>>
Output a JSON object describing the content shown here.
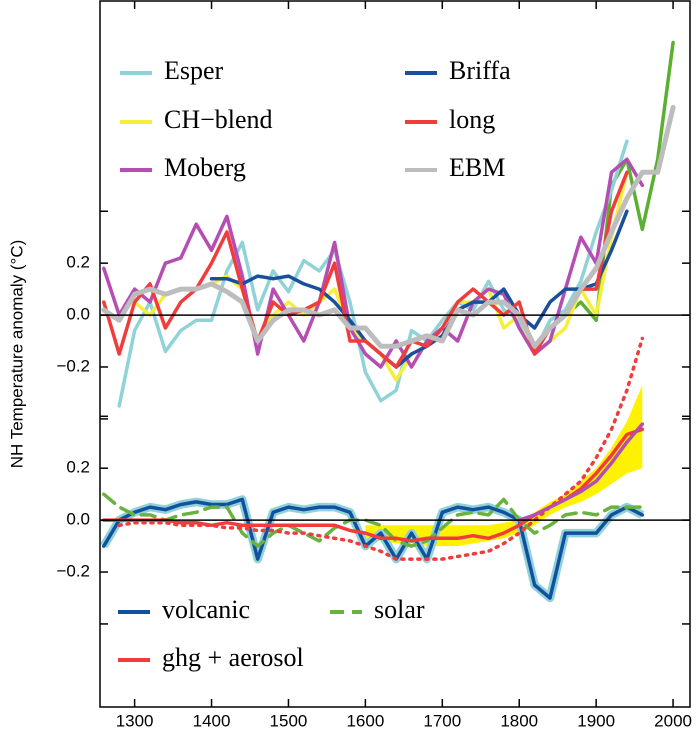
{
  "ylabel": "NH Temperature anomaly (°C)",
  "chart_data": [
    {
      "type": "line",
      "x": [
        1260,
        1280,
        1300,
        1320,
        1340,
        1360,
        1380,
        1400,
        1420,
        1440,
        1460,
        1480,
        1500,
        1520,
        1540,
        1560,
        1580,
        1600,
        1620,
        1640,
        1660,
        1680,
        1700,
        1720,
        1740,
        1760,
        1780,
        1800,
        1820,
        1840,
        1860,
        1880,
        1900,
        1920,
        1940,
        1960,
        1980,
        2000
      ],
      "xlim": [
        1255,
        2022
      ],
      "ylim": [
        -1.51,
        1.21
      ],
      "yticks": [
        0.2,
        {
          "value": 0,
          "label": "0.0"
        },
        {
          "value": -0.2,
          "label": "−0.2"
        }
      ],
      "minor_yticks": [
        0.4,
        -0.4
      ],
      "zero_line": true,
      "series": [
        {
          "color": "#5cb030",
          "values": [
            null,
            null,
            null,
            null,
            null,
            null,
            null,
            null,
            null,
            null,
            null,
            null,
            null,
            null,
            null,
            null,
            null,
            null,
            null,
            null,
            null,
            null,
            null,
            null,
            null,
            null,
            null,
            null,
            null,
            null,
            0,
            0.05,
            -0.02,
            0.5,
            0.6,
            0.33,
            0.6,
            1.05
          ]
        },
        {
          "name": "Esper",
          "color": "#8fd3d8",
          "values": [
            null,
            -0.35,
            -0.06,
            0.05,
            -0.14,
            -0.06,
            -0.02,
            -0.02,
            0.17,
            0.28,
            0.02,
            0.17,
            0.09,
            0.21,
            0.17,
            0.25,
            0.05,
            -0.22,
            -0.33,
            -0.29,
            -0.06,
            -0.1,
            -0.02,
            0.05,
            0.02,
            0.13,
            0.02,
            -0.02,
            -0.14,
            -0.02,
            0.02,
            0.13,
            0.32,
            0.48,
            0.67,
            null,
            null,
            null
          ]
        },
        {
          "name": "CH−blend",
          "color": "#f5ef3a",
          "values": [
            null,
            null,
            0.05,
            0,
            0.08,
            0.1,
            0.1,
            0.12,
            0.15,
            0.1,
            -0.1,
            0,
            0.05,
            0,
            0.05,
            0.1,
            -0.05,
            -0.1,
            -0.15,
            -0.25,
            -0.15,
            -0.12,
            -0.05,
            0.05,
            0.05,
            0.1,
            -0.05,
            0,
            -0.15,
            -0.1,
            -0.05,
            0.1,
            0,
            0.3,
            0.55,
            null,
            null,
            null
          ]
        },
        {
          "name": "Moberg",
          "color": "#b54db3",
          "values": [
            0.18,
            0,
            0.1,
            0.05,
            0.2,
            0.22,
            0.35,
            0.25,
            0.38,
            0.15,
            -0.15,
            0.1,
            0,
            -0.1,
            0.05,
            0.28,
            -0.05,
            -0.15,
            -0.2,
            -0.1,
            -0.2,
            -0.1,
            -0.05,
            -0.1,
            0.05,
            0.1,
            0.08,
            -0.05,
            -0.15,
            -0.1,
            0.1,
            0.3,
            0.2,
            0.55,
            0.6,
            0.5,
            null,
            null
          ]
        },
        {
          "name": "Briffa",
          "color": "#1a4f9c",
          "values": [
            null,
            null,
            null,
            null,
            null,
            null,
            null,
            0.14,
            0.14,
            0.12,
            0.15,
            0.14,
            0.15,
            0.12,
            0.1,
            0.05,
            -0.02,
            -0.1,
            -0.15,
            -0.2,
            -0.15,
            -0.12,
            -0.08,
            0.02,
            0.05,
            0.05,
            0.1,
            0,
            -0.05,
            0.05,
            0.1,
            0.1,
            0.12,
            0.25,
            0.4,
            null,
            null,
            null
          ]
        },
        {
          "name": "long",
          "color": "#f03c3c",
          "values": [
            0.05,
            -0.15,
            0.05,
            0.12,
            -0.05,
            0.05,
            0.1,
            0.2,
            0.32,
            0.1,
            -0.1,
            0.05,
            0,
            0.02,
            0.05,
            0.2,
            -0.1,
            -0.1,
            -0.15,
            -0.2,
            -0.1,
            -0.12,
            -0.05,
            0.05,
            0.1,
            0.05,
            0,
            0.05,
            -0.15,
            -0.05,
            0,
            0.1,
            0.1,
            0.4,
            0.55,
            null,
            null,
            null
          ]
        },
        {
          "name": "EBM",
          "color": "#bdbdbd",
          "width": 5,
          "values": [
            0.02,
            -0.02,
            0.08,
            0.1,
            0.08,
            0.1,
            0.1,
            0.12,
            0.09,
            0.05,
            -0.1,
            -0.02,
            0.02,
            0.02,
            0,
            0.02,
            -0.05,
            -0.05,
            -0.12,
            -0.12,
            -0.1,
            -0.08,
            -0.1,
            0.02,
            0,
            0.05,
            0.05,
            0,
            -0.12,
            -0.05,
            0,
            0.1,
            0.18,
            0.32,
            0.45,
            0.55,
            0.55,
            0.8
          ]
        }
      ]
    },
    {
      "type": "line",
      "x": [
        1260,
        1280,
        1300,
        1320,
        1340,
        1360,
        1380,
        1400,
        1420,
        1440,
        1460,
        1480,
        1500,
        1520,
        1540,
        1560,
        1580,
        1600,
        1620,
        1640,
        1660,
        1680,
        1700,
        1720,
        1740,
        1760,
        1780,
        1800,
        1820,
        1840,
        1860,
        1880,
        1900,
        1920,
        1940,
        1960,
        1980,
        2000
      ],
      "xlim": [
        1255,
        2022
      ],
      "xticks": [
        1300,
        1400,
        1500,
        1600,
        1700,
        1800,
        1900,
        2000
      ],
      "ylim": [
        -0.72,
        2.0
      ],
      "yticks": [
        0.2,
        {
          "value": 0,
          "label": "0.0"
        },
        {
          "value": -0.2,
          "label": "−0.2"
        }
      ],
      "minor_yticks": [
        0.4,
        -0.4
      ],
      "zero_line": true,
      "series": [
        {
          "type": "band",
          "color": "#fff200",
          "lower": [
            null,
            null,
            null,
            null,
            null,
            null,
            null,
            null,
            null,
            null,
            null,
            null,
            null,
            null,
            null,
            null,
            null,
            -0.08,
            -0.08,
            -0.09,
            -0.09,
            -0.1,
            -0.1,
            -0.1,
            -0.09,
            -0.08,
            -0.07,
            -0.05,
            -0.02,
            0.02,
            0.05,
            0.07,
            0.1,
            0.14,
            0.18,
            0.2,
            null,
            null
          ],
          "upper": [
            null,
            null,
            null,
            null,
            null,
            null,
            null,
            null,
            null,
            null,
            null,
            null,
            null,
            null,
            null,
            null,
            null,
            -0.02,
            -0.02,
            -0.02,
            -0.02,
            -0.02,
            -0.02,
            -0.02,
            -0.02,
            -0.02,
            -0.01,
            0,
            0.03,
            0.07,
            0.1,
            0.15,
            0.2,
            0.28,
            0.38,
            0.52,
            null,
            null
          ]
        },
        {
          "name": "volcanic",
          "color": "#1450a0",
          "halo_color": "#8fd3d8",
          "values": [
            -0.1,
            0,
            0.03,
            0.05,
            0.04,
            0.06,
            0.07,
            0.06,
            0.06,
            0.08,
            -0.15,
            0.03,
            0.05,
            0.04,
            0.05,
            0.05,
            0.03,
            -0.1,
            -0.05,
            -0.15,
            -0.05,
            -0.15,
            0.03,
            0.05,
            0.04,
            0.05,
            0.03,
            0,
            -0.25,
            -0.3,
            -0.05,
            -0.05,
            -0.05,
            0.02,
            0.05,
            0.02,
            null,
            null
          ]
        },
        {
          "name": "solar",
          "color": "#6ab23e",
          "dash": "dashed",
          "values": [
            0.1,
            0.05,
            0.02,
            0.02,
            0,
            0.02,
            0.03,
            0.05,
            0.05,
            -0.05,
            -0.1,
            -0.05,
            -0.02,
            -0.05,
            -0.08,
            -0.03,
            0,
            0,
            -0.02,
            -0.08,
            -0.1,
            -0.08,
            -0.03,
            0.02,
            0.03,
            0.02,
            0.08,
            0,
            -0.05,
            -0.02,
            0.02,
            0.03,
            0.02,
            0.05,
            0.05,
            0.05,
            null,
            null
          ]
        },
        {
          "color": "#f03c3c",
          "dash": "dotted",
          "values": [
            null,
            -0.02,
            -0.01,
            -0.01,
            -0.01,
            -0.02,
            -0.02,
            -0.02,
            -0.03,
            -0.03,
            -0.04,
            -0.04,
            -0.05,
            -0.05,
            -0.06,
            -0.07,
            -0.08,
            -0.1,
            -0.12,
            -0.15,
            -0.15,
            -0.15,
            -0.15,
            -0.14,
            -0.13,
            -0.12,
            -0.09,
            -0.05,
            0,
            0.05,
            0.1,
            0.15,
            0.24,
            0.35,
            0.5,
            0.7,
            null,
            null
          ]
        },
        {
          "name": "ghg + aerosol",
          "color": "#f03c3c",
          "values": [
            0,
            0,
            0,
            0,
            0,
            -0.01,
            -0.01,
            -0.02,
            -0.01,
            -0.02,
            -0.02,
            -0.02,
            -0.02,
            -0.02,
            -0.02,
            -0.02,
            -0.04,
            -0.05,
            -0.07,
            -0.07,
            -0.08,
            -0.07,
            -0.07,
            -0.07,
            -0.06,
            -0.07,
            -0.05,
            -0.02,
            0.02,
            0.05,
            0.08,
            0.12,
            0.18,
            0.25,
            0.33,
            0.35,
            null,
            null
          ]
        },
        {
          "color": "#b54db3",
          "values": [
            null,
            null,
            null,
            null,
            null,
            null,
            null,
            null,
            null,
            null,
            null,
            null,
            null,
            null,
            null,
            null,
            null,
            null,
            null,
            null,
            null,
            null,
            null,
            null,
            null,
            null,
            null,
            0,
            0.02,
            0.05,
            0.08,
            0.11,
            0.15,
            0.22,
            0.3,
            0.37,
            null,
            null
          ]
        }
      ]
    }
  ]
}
<<
>>
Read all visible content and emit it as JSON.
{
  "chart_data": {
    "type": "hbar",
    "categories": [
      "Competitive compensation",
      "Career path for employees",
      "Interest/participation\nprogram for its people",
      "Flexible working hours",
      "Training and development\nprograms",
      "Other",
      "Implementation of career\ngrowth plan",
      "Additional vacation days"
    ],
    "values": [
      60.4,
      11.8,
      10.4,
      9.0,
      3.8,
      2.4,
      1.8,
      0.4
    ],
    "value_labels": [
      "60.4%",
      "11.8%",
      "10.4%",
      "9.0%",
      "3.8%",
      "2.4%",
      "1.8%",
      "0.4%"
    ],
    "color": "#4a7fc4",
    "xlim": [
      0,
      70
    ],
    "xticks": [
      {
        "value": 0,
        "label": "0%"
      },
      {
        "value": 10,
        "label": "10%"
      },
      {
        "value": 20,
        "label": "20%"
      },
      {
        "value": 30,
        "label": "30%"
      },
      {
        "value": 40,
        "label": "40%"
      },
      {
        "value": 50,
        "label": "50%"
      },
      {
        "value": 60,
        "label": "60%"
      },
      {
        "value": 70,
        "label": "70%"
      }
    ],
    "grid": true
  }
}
<<
Exercise aim:
Copy each line of the data above that holds "type".

Solution to the exercise:
      "type": "line",
      "type": "line",
          "type": "band",
    "type": "hbar",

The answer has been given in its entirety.